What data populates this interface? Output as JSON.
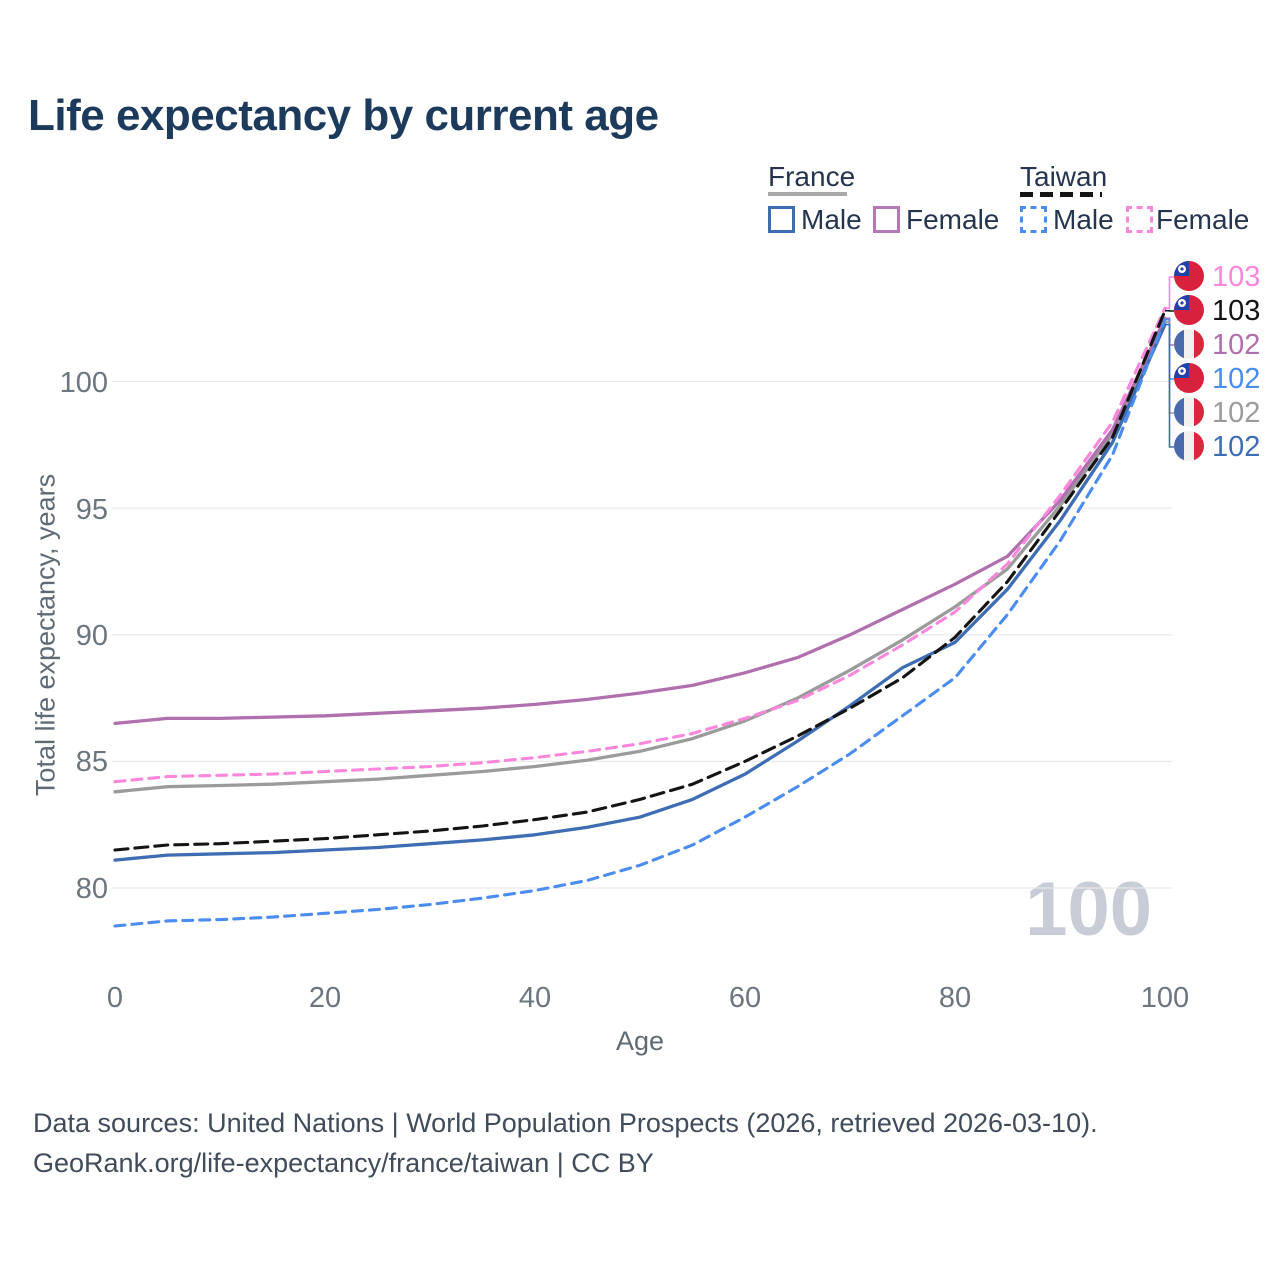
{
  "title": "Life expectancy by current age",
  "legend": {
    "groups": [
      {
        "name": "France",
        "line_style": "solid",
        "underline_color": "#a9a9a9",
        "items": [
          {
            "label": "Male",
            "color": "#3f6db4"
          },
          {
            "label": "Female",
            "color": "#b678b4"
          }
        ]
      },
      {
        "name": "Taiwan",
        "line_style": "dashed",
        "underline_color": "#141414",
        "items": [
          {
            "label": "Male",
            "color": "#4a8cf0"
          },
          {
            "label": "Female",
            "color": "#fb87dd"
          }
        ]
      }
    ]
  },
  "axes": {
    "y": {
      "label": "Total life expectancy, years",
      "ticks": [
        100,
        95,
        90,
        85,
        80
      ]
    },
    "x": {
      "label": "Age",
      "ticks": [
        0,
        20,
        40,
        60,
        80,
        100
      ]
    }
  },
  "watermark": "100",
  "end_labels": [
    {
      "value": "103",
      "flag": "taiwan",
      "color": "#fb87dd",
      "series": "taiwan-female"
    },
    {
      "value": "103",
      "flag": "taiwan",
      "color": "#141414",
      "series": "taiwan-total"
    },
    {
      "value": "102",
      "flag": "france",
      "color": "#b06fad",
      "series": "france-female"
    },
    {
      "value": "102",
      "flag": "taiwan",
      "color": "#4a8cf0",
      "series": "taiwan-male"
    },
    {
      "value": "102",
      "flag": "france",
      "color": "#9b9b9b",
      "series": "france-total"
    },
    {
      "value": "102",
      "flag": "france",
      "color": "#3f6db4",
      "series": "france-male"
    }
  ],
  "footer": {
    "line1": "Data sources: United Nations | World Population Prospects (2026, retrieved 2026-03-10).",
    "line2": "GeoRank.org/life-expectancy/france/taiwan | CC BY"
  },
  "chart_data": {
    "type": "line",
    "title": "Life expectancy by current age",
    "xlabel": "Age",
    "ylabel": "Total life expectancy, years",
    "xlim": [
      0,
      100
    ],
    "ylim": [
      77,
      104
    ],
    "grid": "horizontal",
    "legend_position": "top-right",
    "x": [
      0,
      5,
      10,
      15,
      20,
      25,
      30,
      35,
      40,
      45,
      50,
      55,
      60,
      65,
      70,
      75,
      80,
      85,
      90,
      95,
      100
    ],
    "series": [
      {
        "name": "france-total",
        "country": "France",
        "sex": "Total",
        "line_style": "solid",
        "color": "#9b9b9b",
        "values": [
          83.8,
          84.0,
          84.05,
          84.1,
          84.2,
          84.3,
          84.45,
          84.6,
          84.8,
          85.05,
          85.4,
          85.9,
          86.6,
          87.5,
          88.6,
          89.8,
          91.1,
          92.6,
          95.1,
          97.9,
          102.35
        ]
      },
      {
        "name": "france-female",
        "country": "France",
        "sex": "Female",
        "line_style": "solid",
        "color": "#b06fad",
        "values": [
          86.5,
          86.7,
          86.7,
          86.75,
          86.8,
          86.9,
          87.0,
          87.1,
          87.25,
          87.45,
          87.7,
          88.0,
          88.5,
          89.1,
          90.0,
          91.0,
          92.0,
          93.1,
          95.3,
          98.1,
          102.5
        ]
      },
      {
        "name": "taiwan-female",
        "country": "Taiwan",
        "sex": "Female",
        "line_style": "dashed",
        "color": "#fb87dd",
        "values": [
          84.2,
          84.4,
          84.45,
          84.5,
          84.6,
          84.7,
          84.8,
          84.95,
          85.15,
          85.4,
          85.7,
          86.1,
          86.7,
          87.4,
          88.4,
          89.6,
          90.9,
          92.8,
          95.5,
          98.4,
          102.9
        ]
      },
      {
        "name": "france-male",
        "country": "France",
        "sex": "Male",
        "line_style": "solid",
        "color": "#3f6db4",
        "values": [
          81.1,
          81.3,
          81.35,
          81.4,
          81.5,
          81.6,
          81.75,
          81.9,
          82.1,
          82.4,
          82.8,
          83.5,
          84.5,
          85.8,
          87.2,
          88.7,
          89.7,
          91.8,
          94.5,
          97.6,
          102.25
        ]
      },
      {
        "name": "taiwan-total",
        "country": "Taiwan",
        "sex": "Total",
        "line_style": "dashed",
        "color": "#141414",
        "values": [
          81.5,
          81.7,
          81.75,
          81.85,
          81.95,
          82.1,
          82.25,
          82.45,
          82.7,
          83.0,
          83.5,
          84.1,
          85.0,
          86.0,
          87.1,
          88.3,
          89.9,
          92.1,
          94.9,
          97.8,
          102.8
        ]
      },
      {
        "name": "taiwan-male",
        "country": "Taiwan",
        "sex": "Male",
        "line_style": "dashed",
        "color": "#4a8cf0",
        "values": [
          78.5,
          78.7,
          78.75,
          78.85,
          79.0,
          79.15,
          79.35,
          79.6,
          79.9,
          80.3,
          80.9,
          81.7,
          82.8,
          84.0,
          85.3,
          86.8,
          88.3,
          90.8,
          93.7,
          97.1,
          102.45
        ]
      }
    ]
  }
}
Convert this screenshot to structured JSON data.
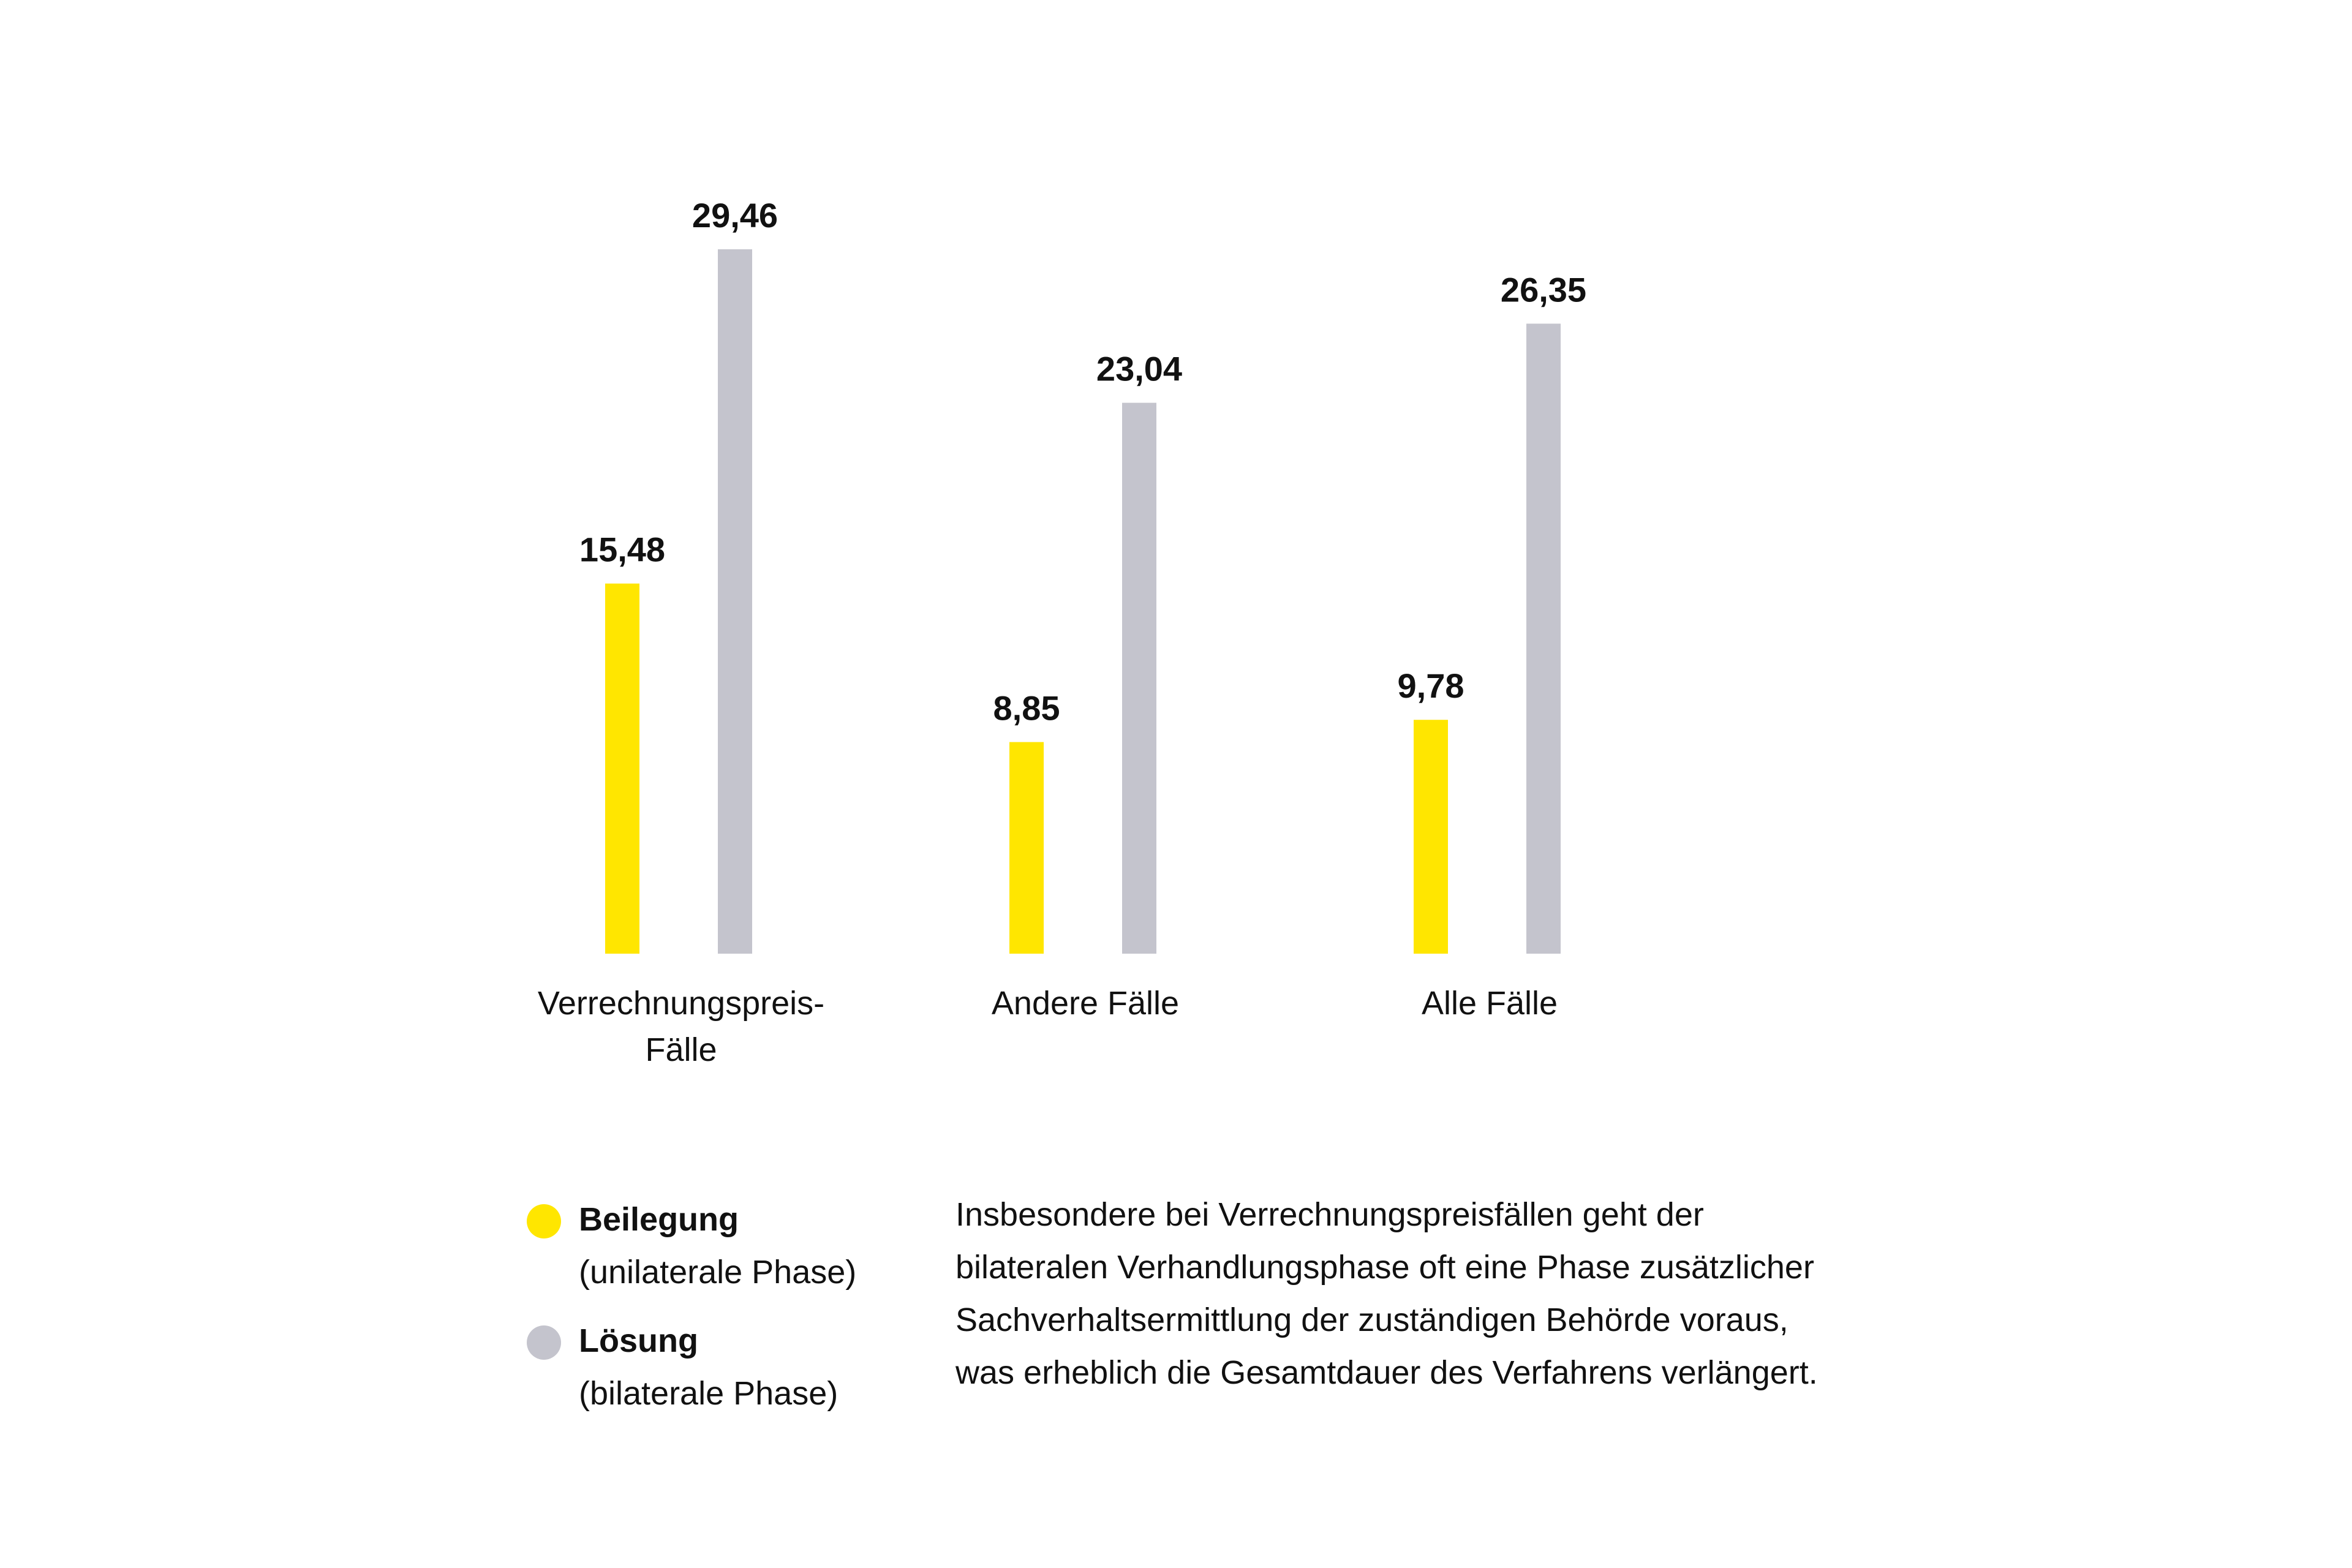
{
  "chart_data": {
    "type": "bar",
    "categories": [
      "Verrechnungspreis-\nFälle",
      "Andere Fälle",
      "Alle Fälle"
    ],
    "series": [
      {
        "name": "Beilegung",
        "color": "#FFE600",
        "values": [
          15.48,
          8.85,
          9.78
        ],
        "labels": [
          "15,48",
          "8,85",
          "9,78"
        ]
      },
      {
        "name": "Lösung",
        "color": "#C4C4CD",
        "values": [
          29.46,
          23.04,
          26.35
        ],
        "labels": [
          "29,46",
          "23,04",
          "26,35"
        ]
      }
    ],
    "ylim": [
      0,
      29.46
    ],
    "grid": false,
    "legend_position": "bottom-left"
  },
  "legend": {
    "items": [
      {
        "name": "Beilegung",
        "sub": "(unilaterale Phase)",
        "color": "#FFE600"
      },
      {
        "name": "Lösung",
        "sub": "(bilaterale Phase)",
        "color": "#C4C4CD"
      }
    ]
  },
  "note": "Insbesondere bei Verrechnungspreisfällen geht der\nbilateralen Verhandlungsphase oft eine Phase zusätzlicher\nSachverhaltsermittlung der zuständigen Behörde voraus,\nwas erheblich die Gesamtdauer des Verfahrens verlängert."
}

> [The request]:
From the listing above, collect every line that mentions the word "this".

> [Written response]:
What data populates this interface? Output as JSON.
Convert this screenshot to structured JSON data.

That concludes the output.